Gather the lines from the material that contain "Zarja".

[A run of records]
■ ■ ■ ■ ■

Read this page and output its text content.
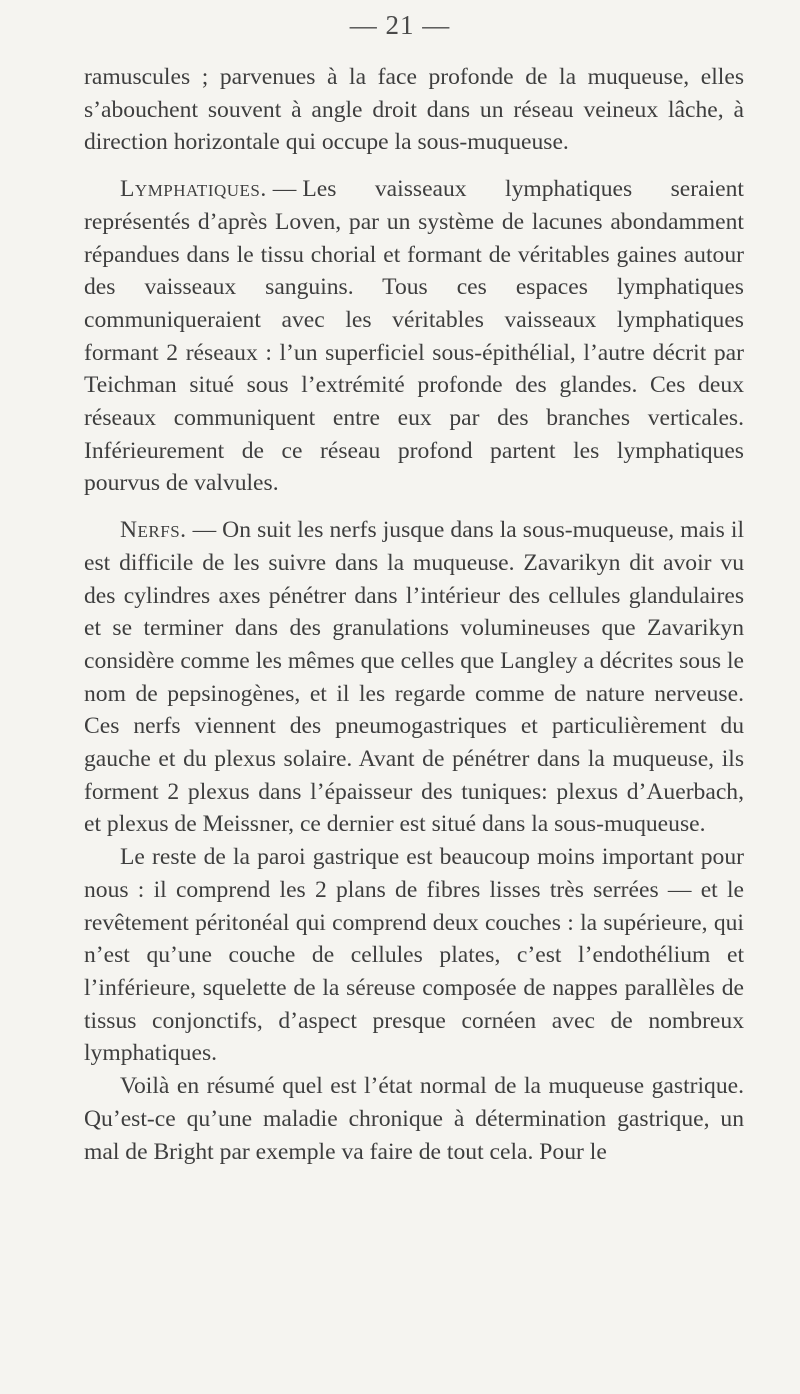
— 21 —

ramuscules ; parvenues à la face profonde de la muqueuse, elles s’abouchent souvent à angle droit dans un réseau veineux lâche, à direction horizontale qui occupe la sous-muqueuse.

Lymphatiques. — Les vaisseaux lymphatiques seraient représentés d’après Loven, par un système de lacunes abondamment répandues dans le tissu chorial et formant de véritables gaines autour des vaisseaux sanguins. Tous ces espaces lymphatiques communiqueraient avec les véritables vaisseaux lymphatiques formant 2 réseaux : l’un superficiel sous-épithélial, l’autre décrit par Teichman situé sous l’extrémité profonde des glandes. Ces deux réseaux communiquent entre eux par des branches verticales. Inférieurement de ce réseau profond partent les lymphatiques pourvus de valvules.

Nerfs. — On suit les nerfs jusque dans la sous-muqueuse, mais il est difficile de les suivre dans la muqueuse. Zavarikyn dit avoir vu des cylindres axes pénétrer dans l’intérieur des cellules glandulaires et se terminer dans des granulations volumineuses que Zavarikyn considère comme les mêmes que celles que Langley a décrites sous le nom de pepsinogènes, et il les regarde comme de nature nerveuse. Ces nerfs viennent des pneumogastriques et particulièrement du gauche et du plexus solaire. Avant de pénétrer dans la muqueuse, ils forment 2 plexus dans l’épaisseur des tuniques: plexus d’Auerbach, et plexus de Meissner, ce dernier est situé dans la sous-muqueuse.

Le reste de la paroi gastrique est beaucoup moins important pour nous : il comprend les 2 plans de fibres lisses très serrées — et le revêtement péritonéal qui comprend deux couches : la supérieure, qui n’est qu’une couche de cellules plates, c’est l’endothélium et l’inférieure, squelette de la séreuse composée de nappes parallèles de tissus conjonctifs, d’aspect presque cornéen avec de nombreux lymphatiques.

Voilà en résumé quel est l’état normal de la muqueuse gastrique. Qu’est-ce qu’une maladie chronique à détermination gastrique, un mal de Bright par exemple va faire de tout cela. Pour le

■ ■ ■ ■ ■

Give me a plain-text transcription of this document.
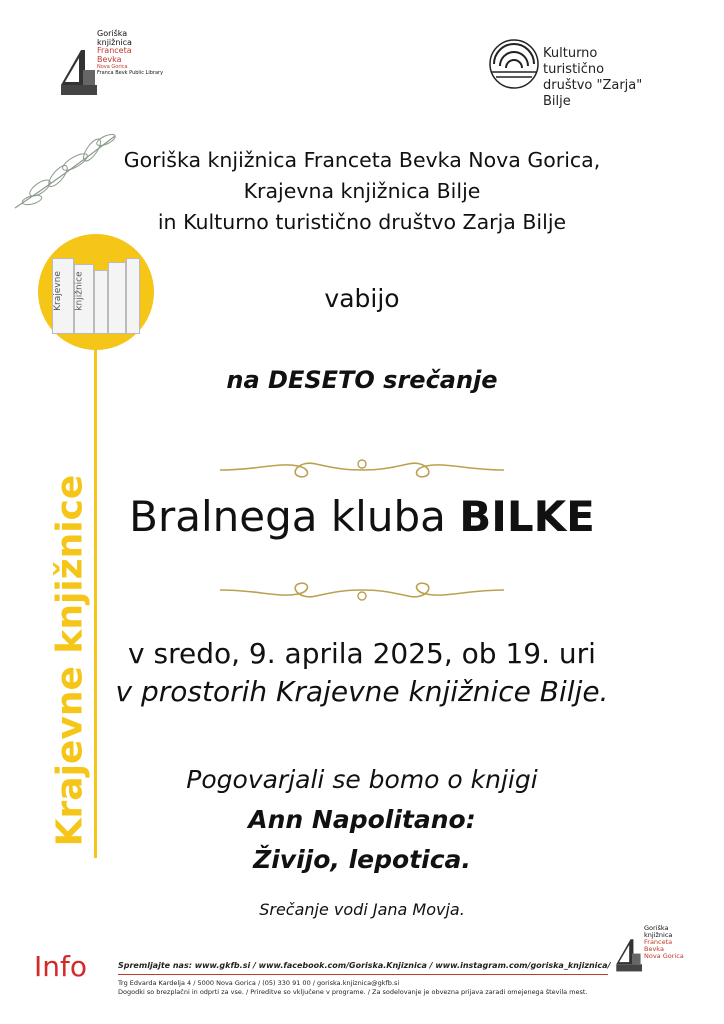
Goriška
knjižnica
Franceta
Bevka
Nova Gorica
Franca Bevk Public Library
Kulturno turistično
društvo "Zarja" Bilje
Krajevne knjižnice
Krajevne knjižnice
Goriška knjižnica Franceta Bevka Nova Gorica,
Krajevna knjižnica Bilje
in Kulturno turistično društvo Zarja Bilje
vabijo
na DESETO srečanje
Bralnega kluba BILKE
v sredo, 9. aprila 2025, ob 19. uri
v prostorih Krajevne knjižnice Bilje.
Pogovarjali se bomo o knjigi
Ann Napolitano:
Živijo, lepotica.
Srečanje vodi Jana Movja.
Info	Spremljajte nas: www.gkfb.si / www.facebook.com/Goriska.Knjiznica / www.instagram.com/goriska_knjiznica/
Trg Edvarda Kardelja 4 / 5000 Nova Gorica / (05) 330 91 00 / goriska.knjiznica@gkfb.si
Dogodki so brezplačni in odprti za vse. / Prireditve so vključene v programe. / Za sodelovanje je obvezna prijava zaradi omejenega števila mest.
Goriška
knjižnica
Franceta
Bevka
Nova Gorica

■ ■ ■ ■ ■

→ **Correct answer**
društvo "Zarja" Bilje
in Kulturno turistično društvo Zarja Bilje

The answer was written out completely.